Work to be completed - When you reach the entries below, transcribe each one exactly as it stands.

Provided data -
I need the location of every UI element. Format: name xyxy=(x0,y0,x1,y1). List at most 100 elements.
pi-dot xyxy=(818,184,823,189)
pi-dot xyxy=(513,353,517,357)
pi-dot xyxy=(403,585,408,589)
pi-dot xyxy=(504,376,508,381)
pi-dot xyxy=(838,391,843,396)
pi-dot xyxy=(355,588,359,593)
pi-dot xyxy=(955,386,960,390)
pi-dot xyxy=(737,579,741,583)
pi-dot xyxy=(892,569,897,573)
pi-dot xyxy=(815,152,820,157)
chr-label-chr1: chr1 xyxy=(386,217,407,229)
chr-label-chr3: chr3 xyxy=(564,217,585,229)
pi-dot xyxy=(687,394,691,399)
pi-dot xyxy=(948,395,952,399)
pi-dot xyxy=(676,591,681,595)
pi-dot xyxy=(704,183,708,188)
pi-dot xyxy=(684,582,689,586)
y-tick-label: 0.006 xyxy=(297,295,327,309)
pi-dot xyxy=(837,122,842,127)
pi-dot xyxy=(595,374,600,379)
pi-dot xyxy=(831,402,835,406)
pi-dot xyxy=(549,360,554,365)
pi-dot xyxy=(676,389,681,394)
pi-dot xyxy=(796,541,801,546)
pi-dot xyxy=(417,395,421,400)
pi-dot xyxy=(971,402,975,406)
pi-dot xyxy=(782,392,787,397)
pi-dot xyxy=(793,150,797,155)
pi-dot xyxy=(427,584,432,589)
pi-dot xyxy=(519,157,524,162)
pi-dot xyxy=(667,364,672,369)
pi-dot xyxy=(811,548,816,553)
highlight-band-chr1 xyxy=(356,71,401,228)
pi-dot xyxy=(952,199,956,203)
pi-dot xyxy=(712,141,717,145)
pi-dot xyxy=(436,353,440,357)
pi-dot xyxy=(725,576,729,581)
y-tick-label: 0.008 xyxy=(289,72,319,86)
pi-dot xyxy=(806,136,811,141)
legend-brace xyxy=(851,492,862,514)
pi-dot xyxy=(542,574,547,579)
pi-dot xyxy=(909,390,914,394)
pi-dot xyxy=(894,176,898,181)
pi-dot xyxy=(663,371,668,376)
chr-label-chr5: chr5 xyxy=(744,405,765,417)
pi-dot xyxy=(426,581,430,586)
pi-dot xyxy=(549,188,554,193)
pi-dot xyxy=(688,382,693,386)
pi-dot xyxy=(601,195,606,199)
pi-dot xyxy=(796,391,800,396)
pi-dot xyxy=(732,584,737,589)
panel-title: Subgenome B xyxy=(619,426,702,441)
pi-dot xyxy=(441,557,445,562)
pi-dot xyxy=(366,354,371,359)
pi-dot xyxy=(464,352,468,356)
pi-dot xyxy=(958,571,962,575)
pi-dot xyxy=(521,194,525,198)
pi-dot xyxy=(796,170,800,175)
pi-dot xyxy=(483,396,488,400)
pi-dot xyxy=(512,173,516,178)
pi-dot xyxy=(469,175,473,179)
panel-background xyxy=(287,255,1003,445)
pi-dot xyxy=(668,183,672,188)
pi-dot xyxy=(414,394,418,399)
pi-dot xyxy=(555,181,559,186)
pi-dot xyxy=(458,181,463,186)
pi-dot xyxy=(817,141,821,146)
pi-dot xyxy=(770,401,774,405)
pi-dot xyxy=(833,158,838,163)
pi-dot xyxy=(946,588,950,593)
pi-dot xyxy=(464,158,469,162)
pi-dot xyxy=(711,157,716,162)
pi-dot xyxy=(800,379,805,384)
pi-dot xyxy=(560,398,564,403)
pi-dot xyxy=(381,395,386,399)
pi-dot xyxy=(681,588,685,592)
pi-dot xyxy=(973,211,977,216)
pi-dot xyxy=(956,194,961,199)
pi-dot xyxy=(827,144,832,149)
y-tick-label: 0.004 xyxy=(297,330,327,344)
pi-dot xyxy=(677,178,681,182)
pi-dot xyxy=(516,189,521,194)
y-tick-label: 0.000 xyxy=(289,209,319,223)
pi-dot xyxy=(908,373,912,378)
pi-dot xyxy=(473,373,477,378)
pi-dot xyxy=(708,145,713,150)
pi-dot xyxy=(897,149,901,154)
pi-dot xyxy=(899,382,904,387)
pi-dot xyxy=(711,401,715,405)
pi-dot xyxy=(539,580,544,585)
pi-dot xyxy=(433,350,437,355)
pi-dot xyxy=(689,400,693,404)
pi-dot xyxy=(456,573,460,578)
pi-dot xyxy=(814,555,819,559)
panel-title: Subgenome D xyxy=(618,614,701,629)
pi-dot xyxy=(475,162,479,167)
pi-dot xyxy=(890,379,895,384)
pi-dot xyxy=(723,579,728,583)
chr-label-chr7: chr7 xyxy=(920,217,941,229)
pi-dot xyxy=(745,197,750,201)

Result for this task -
I need the location of every UI element. Format: name xyxy=(x0,y0,x1,y1). List at most 100 elements.
pi-dot xyxy=(818,184,823,189)
pi-dot xyxy=(513,353,517,357)
pi-dot xyxy=(403,585,408,589)
pi-dot xyxy=(504,376,508,381)
pi-dot xyxy=(838,391,843,396)
pi-dot xyxy=(355,588,359,593)
pi-dot xyxy=(955,386,960,390)
pi-dot xyxy=(737,579,741,583)
pi-dot xyxy=(892,569,897,573)
pi-dot xyxy=(815,152,820,157)
chr-label-chr1: chr1 xyxy=(386,217,407,229)
chr-label-chr3: chr3 xyxy=(564,217,585,229)
pi-dot xyxy=(687,394,691,399)
pi-dot xyxy=(948,395,952,399)
pi-dot xyxy=(676,591,681,595)
pi-dot xyxy=(704,183,708,188)
pi-dot xyxy=(684,582,689,586)
y-tick-label: 0.006 xyxy=(297,295,327,309)
pi-dot xyxy=(837,122,842,127)
pi-dot xyxy=(595,374,600,379)
pi-dot xyxy=(831,402,835,406)
pi-dot xyxy=(549,360,554,365)
pi-dot xyxy=(676,389,681,394)
pi-dot xyxy=(796,541,801,546)
pi-dot xyxy=(417,395,421,400)
pi-dot xyxy=(971,402,975,406)
pi-dot xyxy=(782,392,787,397)
pi-dot xyxy=(793,150,797,155)
pi-dot xyxy=(427,584,432,589)
pi-dot xyxy=(519,157,524,162)
pi-dot xyxy=(667,364,672,369)
pi-dot xyxy=(811,548,816,553)
highlight-band-chr1 xyxy=(356,71,401,228)
pi-dot xyxy=(952,199,956,203)
pi-dot xyxy=(712,141,717,145)
pi-dot xyxy=(436,353,440,357)
pi-dot xyxy=(725,576,729,581)
y-tick-label: 0.008 xyxy=(289,72,319,86)
pi-dot xyxy=(806,136,811,141)
legend-brace xyxy=(851,492,862,514)
pi-dot xyxy=(542,574,547,579)
pi-dot xyxy=(909,390,914,394)
pi-dot xyxy=(894,176,898,181)
pi-dot xyxy=(663,371,668,376)
chr-label-chr5: chr5 xyxy=(744,405,765,417)
pi-dot xyxy=(426,581,430,586)
pi-dot xyxy=(549,188,554,193)
pi-dot xyxy=(688,382,693,386)
pi-dot xyxy=(601,195,606,199)
pi-dot xyxy=(796,391,800,396)
pi-dot xyxy=(732,584,737,589)
panel-title: Subgenome B xyxy=(619,426,702,441)
pi-dot xyxy=(441,557,445,562)
pi-dot xyxy=(366,354,371,359)
pi-dot xyxy=(464,352,468,356)
pi-dot xyxy=(958,571,962,575)
pi-dot xyxy=(521,194,525,198)
pi-dot xyxy=(796,170,800,175)
pi-dot xyxy=(483,396,488,400)
pi-dot xyxy=(512,173,516,178)
pi-dot xyxy=(469,175,473,179)
panel-background xyxy=(287,255,1003,445)
pi-dot xyxy=(668,183,672,188)
pi-dot xyxy=(414,394,418,399)
pi-dot xyxy=(555,181,559,186)
pi-dot xyxy=(458,181,463,186)
pi-dot xyxy=(817,141,821,146)
pi-dot xyxy=(770,401,774,405)
pi-dot xyxy=(833,158,838,163)
pi-dot xyxy=(946,588,950,593)
pi-dot xyxy=(464,158,469,162)
pi-dot xyxy=(711,157,716,162)
pi-dot xyxy=(800,379,805,384)
pi-dot xyxy=(560,398,564,403)
pi-dot xyxy=(381,395,386,399)
pi-dot xyxy=(681,588,685,592)
pi-dot xyxy=(973,211,977,216)
pi-dot xyxy=(956,194,961,199)
pi-dot xyxy=(827,144,832,149)
y-tick-label: 0.004 xyxy=(297,330,327,344)
pi-dot xyxy=(677,178,681,182)
pi-dot xyxy=(516,189,521,194)
y-tick-label: 0.000 xyxy=(289,209,319,223)
pi-dot xyxy=(908,373,912,378)
pi-dot xyxy=(473,373,477,378)
pi-dot xyxy=(708,145,713,150)
pi-dot xyxy=(897,149,901,154)
pi-dot xyxy=(899,382,904,387)
pi-dot xyxy=(711,401,715,405)
pi-dot xyxy=(539,580,544,585)
pi-dot xyxy=(433,350,437,355)
pi-dot xyxy=(689,400,693,404)
pi-dot xyxy=(456,573,460,578)
pi-dot xyxy=(814,555,819,559)
panel-title: Subgenome D xyxy=(618,614,701,629)
pi-dot xyxy=(475,162,479,167)
pi-dot xyxy=(890,379,895,384)
pi-dot xyxy=(723,579,728,583)
chr-label-chr7: chr7 xyxy=(920,217,941,229)
pi-dot xyxy=(745,197,750,201)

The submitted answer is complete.